SUPPLIED MATERIAL:

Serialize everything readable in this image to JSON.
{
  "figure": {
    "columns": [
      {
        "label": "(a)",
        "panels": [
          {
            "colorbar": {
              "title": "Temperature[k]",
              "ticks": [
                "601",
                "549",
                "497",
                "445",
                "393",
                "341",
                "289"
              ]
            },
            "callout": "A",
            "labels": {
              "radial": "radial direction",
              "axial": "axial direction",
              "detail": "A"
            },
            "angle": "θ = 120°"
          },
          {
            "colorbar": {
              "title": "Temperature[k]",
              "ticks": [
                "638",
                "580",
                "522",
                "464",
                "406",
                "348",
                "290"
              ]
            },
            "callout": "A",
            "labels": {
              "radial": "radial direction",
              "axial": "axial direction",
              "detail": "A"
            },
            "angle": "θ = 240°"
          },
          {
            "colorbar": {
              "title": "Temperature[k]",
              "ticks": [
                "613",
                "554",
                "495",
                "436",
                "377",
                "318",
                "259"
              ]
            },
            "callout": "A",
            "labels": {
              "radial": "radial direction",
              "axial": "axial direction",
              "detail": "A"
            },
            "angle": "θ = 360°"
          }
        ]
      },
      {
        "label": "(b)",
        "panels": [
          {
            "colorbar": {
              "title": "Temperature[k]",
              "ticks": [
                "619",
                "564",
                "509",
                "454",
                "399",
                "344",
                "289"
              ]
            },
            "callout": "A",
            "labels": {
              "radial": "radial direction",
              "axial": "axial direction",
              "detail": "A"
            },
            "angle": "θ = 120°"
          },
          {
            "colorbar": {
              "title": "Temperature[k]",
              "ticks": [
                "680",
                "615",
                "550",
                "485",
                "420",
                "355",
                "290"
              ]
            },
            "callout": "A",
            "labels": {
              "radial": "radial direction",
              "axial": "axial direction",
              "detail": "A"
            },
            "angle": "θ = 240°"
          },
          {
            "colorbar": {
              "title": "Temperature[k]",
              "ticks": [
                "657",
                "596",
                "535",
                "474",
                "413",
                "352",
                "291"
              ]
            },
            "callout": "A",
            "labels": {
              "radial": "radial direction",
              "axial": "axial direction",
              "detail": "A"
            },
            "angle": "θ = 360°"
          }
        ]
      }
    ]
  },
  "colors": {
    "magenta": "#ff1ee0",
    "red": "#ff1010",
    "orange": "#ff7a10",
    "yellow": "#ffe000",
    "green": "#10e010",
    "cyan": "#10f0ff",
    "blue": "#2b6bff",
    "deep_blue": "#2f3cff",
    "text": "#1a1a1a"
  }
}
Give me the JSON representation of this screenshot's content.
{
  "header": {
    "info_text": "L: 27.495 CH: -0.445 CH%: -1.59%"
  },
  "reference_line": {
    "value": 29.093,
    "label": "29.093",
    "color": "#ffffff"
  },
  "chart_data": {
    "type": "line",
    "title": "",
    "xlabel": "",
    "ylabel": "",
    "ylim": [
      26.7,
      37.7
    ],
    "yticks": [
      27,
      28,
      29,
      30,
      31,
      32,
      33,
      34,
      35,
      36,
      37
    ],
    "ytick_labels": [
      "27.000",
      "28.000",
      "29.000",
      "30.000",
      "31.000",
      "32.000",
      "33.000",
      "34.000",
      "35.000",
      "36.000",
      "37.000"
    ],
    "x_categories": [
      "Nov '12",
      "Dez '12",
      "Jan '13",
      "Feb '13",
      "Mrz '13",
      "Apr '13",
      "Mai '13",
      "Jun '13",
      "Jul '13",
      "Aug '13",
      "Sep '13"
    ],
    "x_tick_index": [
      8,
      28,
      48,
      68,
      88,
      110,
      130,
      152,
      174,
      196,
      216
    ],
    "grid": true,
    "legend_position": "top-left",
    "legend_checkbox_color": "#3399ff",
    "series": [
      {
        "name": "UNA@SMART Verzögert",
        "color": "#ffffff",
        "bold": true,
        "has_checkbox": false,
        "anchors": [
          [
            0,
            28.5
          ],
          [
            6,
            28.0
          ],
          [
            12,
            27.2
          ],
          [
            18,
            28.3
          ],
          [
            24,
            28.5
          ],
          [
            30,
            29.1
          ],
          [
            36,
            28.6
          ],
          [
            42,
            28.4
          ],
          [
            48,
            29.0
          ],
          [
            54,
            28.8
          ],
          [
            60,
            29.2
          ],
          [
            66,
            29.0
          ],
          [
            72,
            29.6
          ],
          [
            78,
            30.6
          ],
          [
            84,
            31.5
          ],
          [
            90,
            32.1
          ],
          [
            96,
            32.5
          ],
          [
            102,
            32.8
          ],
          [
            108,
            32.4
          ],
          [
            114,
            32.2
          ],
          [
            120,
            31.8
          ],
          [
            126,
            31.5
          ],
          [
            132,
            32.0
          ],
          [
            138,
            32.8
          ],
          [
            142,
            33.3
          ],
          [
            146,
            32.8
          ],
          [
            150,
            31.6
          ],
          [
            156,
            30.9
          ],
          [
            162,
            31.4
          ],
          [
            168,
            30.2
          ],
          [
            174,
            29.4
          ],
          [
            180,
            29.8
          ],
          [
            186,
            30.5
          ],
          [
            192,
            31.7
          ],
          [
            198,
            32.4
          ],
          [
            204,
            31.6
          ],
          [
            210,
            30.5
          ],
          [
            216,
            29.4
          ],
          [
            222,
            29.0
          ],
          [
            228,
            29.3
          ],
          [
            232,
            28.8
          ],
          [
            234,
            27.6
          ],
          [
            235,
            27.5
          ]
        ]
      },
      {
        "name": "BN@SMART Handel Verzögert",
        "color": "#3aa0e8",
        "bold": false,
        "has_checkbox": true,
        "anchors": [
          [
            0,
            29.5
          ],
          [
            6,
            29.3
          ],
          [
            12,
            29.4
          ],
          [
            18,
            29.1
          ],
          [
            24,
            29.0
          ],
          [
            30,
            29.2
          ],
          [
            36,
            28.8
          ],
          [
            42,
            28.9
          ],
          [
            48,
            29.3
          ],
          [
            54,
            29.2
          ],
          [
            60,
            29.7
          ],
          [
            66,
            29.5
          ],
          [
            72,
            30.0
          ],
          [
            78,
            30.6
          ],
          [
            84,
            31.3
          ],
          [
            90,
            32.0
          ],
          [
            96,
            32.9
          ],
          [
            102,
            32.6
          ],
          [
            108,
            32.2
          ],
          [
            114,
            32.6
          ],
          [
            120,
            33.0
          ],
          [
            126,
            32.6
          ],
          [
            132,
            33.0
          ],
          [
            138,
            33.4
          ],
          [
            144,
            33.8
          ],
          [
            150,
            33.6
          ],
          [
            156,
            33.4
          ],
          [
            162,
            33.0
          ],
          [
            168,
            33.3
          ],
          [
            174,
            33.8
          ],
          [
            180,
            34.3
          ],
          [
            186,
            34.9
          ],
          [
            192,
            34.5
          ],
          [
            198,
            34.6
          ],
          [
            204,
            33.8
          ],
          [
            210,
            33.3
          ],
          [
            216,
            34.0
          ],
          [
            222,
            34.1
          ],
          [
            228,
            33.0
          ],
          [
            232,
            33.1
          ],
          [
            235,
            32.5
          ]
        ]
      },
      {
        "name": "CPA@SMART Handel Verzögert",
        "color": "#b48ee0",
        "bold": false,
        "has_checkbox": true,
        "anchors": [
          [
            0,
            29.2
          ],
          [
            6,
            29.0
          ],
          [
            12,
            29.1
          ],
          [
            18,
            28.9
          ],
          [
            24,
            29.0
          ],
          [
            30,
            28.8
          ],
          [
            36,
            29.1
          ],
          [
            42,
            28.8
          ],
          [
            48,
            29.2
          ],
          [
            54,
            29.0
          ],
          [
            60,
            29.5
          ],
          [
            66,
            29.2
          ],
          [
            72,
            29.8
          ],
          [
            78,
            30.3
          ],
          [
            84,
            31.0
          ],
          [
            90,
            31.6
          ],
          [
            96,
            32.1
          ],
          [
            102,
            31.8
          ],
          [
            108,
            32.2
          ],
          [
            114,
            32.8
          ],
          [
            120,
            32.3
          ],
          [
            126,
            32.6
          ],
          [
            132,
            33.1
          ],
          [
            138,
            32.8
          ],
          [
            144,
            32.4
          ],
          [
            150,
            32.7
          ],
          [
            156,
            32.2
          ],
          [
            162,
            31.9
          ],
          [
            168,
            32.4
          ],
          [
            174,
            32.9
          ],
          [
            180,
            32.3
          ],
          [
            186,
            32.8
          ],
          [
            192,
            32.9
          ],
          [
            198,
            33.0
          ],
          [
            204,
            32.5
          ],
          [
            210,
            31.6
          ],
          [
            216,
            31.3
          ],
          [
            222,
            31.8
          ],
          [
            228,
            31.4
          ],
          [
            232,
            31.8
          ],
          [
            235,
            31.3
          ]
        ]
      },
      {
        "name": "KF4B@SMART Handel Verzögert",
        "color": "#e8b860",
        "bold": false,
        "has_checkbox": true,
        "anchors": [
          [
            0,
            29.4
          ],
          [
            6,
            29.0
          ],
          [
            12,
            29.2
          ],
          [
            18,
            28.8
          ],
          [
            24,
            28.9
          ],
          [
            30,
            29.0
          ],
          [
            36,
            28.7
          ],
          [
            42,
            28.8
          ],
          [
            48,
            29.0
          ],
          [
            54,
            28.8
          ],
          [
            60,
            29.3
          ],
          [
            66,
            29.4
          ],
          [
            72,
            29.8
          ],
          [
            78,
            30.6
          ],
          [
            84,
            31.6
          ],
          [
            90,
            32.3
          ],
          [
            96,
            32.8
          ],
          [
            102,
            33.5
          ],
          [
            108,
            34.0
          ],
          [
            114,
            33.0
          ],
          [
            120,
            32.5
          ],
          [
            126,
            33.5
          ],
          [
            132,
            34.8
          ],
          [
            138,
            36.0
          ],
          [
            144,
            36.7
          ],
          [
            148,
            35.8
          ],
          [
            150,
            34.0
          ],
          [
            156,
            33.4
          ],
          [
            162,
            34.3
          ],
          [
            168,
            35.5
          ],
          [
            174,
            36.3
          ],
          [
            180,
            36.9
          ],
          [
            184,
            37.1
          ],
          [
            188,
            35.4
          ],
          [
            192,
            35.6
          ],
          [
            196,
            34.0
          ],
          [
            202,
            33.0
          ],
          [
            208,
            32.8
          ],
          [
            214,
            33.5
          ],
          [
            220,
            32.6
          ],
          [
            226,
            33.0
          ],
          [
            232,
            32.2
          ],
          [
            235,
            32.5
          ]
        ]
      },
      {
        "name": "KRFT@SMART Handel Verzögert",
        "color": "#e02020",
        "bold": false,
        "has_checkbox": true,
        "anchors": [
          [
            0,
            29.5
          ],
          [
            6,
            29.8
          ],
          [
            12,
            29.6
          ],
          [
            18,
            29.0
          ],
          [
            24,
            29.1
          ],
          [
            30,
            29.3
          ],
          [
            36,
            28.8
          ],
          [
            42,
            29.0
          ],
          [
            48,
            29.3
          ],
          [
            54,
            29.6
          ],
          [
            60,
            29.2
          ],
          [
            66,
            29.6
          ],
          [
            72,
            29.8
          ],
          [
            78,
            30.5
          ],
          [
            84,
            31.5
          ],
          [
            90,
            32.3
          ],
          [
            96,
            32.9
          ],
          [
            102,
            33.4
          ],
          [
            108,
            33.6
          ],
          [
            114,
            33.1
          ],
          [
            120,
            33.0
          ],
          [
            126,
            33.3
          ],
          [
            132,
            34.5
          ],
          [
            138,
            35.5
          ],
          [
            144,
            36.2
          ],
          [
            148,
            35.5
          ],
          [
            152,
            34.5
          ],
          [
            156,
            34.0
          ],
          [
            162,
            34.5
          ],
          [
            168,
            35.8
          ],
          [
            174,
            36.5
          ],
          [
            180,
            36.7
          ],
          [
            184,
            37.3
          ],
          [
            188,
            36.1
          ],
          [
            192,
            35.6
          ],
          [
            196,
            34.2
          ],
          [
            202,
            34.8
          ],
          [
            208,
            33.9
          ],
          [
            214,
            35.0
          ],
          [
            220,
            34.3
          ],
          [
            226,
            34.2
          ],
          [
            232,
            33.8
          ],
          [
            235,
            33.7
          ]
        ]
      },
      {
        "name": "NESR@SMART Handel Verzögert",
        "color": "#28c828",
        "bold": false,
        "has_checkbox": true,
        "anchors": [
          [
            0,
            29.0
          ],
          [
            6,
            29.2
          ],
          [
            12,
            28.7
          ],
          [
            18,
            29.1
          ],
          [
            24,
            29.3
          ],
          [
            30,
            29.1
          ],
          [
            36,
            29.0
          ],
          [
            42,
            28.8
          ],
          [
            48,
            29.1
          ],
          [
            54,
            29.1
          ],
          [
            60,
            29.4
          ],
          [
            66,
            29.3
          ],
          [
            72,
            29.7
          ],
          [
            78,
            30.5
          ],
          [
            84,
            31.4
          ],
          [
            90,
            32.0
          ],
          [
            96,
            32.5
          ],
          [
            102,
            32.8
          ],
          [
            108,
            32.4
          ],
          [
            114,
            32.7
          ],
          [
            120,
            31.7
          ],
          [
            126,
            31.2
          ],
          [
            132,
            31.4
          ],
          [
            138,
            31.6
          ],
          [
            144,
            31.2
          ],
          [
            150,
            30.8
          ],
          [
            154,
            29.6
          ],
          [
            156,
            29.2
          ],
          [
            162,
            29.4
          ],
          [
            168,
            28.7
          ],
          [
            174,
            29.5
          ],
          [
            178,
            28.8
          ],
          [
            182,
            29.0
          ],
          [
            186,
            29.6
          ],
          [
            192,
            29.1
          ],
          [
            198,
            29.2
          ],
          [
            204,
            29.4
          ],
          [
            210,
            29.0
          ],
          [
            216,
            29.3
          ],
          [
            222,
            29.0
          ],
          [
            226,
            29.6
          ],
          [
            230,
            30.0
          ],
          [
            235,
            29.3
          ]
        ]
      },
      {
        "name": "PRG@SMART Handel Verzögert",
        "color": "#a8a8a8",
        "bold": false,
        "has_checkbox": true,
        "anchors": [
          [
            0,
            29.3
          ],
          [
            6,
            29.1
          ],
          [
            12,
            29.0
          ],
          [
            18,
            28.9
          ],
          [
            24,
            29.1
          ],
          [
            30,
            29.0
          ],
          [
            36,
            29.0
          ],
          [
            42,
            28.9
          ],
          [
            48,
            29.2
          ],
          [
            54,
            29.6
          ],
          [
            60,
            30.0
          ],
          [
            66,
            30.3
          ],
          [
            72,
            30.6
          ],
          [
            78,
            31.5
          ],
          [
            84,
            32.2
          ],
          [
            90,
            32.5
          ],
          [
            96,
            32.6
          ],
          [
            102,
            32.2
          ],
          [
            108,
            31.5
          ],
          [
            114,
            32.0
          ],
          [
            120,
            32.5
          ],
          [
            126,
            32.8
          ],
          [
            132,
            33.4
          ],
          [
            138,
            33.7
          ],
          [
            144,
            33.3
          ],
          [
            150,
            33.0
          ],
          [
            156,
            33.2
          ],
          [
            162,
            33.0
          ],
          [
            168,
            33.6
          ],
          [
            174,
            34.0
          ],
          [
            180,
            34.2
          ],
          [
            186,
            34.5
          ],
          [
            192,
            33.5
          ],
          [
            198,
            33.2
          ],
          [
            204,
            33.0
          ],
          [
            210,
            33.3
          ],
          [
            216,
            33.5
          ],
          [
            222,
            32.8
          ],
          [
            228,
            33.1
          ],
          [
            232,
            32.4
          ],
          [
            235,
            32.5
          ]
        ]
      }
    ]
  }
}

TASK DETAILS: Say how many lines in this material hold "SMART", and say nothing else.

RESULT: 7